[Written task] Gather from the listing below each line that includes the word "November", and copy it.

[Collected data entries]
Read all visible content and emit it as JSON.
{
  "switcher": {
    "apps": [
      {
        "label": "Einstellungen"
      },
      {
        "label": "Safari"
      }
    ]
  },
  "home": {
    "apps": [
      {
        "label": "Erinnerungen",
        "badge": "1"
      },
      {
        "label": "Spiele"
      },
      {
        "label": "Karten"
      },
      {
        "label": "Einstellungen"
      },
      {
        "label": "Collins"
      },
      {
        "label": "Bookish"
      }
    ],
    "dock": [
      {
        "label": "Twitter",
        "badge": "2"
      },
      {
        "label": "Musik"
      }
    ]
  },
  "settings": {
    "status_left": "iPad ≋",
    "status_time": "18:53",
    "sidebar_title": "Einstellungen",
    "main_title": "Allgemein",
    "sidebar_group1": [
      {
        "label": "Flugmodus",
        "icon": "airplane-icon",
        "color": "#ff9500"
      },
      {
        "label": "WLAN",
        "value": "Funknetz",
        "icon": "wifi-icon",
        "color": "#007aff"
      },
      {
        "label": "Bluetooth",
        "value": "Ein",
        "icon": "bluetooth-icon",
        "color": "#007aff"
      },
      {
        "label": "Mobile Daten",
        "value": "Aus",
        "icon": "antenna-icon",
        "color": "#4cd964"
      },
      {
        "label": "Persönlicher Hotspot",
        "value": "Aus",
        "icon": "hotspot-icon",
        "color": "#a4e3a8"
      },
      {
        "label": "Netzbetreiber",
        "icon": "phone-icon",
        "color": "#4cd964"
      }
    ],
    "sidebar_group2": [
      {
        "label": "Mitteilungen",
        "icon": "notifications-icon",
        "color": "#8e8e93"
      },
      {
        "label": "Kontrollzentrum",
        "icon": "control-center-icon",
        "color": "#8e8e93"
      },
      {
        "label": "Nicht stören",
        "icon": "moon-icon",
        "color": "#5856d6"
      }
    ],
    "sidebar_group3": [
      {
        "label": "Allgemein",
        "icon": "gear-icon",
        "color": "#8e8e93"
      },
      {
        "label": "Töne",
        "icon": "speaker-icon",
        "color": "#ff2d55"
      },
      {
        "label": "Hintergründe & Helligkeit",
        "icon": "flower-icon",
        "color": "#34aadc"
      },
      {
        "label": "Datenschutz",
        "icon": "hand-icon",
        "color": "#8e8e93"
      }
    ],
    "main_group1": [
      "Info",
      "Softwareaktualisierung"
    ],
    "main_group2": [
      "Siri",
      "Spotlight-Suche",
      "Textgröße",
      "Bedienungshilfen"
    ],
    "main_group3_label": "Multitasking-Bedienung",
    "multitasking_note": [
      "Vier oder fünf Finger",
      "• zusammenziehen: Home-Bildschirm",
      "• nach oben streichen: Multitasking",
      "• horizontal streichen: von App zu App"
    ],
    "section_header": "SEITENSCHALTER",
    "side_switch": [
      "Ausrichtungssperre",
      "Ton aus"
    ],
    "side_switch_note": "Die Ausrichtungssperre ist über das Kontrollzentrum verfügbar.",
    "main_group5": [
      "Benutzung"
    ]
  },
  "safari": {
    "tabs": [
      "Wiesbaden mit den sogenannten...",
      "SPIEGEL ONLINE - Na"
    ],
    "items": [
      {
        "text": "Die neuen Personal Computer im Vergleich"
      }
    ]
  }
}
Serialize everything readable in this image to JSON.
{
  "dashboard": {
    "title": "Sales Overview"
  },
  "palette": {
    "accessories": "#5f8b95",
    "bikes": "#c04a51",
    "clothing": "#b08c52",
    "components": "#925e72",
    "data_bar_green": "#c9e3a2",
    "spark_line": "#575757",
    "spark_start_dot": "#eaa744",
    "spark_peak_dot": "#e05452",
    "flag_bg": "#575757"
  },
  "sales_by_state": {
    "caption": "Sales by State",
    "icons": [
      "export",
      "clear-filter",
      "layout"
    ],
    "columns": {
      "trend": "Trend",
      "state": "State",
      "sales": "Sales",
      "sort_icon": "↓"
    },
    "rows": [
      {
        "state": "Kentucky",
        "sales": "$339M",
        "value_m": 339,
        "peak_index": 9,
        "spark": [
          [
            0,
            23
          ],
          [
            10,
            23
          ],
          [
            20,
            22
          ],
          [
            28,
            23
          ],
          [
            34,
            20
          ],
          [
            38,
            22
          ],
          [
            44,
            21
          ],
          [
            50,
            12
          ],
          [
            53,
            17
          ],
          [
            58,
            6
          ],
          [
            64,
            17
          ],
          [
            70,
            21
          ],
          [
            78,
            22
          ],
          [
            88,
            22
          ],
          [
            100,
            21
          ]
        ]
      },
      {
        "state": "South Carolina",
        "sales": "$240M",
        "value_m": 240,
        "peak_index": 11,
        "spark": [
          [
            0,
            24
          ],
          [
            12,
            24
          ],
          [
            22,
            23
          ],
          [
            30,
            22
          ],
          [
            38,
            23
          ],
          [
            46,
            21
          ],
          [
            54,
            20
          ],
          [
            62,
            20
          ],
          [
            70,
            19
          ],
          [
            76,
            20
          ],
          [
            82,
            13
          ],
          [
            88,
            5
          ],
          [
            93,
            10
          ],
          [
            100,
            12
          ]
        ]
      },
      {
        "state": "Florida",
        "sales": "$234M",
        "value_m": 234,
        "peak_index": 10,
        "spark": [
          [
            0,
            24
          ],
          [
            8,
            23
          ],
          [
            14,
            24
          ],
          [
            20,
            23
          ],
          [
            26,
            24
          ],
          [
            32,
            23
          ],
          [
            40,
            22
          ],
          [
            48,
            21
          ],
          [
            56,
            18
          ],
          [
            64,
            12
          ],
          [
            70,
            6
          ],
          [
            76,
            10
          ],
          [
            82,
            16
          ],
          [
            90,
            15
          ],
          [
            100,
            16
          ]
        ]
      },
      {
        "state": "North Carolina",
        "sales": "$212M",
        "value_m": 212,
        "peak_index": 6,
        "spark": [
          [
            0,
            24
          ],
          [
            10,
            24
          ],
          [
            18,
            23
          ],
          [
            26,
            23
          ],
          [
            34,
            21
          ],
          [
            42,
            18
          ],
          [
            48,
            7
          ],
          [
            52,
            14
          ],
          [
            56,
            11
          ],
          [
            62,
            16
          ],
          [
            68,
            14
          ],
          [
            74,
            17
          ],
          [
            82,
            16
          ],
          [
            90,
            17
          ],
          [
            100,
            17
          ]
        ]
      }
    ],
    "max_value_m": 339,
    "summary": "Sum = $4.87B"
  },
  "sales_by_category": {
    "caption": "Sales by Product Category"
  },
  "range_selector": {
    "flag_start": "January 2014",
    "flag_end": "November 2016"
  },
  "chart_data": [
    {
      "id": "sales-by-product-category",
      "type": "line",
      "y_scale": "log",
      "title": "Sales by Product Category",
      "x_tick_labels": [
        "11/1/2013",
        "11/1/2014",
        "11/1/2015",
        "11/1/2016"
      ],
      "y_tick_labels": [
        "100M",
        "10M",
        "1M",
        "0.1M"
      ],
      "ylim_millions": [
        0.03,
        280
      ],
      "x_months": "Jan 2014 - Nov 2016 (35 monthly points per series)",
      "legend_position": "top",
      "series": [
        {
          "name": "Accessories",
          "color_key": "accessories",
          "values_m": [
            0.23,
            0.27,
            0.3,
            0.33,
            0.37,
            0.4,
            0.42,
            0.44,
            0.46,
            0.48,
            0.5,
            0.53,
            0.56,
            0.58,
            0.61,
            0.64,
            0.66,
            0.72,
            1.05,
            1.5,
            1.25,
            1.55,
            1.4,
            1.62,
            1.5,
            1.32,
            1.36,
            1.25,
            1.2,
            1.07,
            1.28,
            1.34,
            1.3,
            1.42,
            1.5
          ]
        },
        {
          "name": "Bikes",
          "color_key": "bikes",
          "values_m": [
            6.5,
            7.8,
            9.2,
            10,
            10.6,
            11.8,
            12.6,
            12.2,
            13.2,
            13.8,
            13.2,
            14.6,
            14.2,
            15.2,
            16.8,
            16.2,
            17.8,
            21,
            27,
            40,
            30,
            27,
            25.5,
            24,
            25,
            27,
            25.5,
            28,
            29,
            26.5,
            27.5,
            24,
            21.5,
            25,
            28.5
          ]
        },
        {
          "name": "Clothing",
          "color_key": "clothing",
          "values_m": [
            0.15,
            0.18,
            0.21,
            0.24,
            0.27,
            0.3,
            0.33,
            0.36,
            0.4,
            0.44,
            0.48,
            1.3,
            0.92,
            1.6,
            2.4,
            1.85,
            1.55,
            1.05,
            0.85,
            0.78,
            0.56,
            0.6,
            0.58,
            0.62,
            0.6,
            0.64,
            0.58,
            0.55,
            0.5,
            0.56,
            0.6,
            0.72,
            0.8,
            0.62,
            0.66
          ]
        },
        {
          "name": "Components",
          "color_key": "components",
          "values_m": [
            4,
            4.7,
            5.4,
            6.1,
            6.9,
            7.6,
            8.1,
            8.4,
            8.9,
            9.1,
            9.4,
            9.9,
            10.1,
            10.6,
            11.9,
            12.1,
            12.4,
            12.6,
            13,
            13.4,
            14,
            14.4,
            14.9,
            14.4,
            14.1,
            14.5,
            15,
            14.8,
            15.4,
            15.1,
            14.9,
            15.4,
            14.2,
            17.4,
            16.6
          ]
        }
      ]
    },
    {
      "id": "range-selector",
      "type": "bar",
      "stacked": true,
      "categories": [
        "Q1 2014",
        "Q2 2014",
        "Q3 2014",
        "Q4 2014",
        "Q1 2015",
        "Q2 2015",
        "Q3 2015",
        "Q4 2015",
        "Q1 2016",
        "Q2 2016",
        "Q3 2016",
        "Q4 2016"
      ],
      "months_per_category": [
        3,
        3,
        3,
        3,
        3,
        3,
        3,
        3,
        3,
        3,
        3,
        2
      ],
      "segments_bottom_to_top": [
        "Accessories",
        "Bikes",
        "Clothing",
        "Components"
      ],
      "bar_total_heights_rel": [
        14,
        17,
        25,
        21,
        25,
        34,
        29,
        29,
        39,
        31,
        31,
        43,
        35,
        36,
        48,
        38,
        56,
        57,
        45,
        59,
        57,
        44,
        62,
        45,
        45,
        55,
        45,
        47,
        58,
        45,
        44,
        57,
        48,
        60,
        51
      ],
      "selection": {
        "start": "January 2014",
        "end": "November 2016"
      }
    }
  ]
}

[Response to this task]
    "flag_end": "November 2016"
        "end": "November 2016"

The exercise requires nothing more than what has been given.